- Task details -
Every record must be repeated exactly, with no omission.

*** Exercise input ***

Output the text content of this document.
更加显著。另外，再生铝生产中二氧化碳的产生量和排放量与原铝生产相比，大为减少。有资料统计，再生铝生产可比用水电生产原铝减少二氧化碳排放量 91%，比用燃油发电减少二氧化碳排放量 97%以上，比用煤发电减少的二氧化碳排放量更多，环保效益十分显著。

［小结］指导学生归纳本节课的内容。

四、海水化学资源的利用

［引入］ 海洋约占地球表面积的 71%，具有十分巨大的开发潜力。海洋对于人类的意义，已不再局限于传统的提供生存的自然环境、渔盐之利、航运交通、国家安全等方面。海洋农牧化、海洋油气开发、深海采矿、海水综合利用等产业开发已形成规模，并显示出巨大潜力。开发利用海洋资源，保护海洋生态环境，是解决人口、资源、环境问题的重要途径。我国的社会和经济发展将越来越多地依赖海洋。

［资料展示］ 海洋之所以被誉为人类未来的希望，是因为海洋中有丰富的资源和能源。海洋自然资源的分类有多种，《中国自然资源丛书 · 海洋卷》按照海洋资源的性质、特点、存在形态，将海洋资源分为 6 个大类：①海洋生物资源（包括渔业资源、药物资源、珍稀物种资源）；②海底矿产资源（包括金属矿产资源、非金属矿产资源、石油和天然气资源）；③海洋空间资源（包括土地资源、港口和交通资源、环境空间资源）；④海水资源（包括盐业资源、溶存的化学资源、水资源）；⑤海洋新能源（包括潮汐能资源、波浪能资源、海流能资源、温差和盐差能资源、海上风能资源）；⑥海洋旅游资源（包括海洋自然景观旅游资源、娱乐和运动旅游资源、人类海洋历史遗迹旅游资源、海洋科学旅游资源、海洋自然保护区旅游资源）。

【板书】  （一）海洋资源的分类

***

- Task result -
Output the text content of this document.
更加显著。另外，再生铝生产中二氧化碳的产生量和排放量与原铝生产相比，大为减少。有资料统计，再生铝生产可比用水电生产原铝减少二氧化碳排放量 91%，比用燃油发电减少二氧化碳排放量 97%以上，比用煤发电减少的二氧化碳排放量更多，环保效益十分显著。

［小结］指导学生归纳本节课的内容。

四、海水化学资源的利用

［引入］ 海洋约占地球表面积的 71%，具有十分巨大的开发潜力。海洋对于人类的意义，已不再局限于传统的提供生存的自然环境、渔盐之利、航运交通、国家安全等方面。海洋农牧化、海洋油气开发、深海采矿、海水综合利用等产业开发已形成规模，并显示出巨大潜力。开发利用海洋资源，保护海洋生态环境，是解决人口、资源、环境问题的重要途径。我国的社会和经济发展将越来越多地依赖海洋。

［资料展示］ 海洋之所以被誉为人类未来的希望，是因为海洋中有丰富的资源和能源。海洋自然资源的分类有多种，《中国自然资源丛书 · 海洋卷》按照海洋资源的性质、特点、存在形态，将海洋资源分为 6 个大类：①海洋生物资源（包括渔业资源、药物资源、珍稀物种资源）；②海底矿产资源（包括金属矿产资源、非金属矿产资源、石油和天然气资源）；③海洋空间资源（包括土地资源、港口和交通资源、环境空间资源）；④海水资源（包括盐业资源、溶存的化学资源、水资源）；⑤海洋新能源（包括潮汐能资源、波浪能资源、海流能资源、温差和盐差能资源、海上风能资源）；⑥海洋旅游资源（包括海洋自然景观旅游资源、娱乐和运动旅游资源、人类海洋历史遗迹旅游资源、海洋科学旅游资源、海洋自然保护区旅游资源）。

【板书】  （一）海洋资源的分类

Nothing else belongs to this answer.